··· Dataset records ···

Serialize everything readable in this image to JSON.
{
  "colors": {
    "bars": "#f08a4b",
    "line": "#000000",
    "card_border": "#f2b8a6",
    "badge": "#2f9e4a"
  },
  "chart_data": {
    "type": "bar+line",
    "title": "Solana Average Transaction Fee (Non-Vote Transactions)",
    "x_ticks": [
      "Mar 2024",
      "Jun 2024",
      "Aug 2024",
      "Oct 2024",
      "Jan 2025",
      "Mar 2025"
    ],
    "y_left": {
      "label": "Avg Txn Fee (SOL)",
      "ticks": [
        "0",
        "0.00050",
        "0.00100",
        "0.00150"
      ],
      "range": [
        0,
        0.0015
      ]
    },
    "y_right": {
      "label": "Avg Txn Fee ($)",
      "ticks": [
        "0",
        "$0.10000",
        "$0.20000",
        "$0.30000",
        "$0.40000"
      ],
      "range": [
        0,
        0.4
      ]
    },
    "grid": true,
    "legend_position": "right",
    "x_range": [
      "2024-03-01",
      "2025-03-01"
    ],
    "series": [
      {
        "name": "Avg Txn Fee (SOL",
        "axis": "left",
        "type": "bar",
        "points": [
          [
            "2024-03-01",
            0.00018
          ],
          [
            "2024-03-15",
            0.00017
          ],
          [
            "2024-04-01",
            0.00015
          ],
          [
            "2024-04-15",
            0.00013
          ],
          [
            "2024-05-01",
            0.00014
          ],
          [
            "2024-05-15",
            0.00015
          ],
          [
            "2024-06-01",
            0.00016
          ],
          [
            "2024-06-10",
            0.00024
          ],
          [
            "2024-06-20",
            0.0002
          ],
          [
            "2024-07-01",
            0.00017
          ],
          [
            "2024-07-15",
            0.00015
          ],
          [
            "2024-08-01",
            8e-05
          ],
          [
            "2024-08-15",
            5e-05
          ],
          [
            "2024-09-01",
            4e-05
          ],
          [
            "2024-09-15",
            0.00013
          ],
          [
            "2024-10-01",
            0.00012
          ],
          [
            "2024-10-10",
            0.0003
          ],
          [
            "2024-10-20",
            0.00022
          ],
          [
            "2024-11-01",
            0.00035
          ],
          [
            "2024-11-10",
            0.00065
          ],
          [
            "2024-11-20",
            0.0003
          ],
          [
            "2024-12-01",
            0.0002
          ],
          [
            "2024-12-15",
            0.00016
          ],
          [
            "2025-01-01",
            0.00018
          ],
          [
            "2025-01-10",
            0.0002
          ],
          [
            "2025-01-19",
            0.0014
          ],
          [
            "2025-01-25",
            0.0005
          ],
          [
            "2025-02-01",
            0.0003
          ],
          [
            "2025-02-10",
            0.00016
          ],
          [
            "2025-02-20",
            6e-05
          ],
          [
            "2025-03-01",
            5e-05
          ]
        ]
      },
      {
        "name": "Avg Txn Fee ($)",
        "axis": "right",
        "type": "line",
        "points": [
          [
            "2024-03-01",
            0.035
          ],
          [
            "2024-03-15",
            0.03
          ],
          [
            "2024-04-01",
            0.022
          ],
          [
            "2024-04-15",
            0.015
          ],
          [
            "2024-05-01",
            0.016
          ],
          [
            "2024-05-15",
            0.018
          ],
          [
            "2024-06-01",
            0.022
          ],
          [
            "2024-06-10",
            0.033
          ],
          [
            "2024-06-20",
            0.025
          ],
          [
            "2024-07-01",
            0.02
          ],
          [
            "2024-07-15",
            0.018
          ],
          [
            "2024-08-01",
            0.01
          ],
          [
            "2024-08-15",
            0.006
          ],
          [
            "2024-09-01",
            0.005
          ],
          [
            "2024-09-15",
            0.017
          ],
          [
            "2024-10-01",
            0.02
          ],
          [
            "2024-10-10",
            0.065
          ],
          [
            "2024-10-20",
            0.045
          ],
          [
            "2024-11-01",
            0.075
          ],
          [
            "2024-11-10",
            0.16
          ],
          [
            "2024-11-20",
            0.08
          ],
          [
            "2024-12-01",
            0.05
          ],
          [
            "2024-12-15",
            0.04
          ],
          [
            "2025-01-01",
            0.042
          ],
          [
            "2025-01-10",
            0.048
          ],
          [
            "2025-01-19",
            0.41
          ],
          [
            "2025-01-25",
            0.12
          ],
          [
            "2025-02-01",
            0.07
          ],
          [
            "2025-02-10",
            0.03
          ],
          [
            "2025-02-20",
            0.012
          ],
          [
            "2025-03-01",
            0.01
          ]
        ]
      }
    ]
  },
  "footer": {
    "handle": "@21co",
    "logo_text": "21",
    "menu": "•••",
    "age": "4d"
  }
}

···

Task prompt
Go through the material above line by line and copy it exactly.

Solution for this task
Serialize everything readable in this image to JSON.
{
  "colors": {
    "bars": "#f08a4b",
    "line": "#000000",
    "card_border": "#f2b8a6",
    "badge": "#2f9e4a"
  },
  "chart_data": {
    "type": "bar+line",
    "title": "Solana Average Transaction Fee (Non-Vote Transactions)",
    "x_ticks": [
      "Mar 2024",
      "Jun 2024",
      "Aug 2024",
      "Oct 2024",
      "Jan 2025",
      "Mar 2025"
    ],
    "y_left": {
      "label": "Avg Txn Fee (SOL)",
      "ticks": [
        "0",
        "0.00050",
        "0.00100",
        "0.00150"
      ],
      "range": [
        0,
        0.0015
      ]
    },
    "y_right": {
      "label": "Avg Txn Fee ($)",
      "ticks": [
        "0",
        "$0.10000",
        "$0.20000",
        "$0.30000",
        "$0.40000"
      ],
      "range": [
        0,
        0.4
      ]
    },
    "grid": true,
    "legend_position": "right",
    "x_range": [
      "2024-03-01",
      "2025-03-01"
    ],
    "series": [
      {
        "name": "Avg Txn Fee (SOL",
        "axis": "left",
        "type": "bar",
        "points": [
          [
            "2024-03-01",
            0.00018
          ],
          [
            "2024-03-15",
            0.00017
          ],
          [
            "2024-04-01",
            0.00015
          ],
          [
            "2024-04-15",
            0.00013
          ],
          [
            "2024-05-01",
            0.00014
          ],
          [
            "2024-05-15",
            0.00015
          ],
          [
            "2024-06-01",
            0.00016
          ],
          [
            "2024-06-10",
            0.00024
          ],
          [
            "2024-06-20",
            0.0002
          ],
          [
            "2024-07-01",
            0.00017
          ],
          [
            "2024-07-15",
            0.00015
          ],
          [
            "2024-08-01",
            8e-05
          ],
          [
            "2024-08-15",
            5e-05
          ],
          [
            "2024-09-01",
            4e-05
          ],
          [
            "2024-09-15",
            0.00013
          ],
          [
            "2024-10-01",
            0.00012
          ],
          [
            "2024-10-10",
            0.0003
          ],
          [
            "2024-10-20",
            0.00022
          ],
          [
            "2024-11-01",
            0.00035
          ],
          [
            "2024-11-10",
            0.00065
          ],
          [
            "2024-11-20",
            0.0003
          ],
          [
            "2024-12-01",
            0.0002
          ],
          [
            "2024-12-15",
            0.00016
          ],
          [
            "2025-01-01",
            0.00018
          ],
          [
            "2025-01-10",
            0.0002
          ],
          [
            "2025-01-19",
            0.0014
          ],
          [
            "2025-01-25",
            0.0005
          ],
          [
            "2025-02-01",
            0.0003
          ],
          [
            "2025-02-10",
            0.00016
          ],
          [
            "2025-02-20",
            6e-05
          ],
          [
            "2025-03-01",
            5e-05
          ]
        ]
      },
      {
        "name": "Avg Txn Fee ($)",
        "axis": "right",
        "type": "line",
        "points": [
          [
            "2024-03-01",
            0.035
          ],
          [
            "2024-03-15",
            0.03
          ],
          [
            "2024-04-01",
            0.022
          ],
          [
            "2024-04-15",
            0.015
          ],
          [
            "2024-05-01",
            0.016
          ],
          [
            "2024-05-15",
            0.018
          ],
          [
            "2024-06-01",
            0.022
          ],
          [
            "2024-06-10",
            0.033
          ],
          [
            "2024-06-20",
            0.025
          ],
          [
            "2024-07-01",
            0.02
          ],
          [
            "2024-07-15",
            0.018
          ],
          [
            "2024-08-01",
            0.01
          ],
          [
            "2024-08-15",
            0.006
          ],
          [
            "2024-09-01",
            0.005
          ],
          [
            "2024-09-15",
            0.017
          ],
          [
            "2024-10-01",
            0.02
          ],
          [
            "2024-10-10",
            0.065
          ],
          [
            "2024-10-20",
            0.045
          ],
          [
            "2024-11-01",
            0.075
          ],
          [
            "2024-11-10",
            0.16
          ],
          [
            "2024-11-20",
            0.08
          ],
          [
            "2024-12-01",
            0.05
          ],
          [
            "2024-12-15",
            0.04
          ],
          [
            "2025-01-01",
            0.042
          ],
          [
            "2025-01-10",
            0.048
          ],
          [
            "2025-01-19",
            0.41
          ],
          [
            "2025-01-25",
            0.12
          ],
          [
            "2025-02-01",
            0.07
          ],
          [
            "2025-02-10",
            0.03
          ],
          [
            "2025-02-20",
            0.012
          ],
          [
            "2025-03-01",
            0.01
          ]
        ]
      }
    ]
  },
  "footer": {
    "handle": "@21co",
    "logo_text": "21",
    "menu": "•••",
    "age": "4d"
  }
}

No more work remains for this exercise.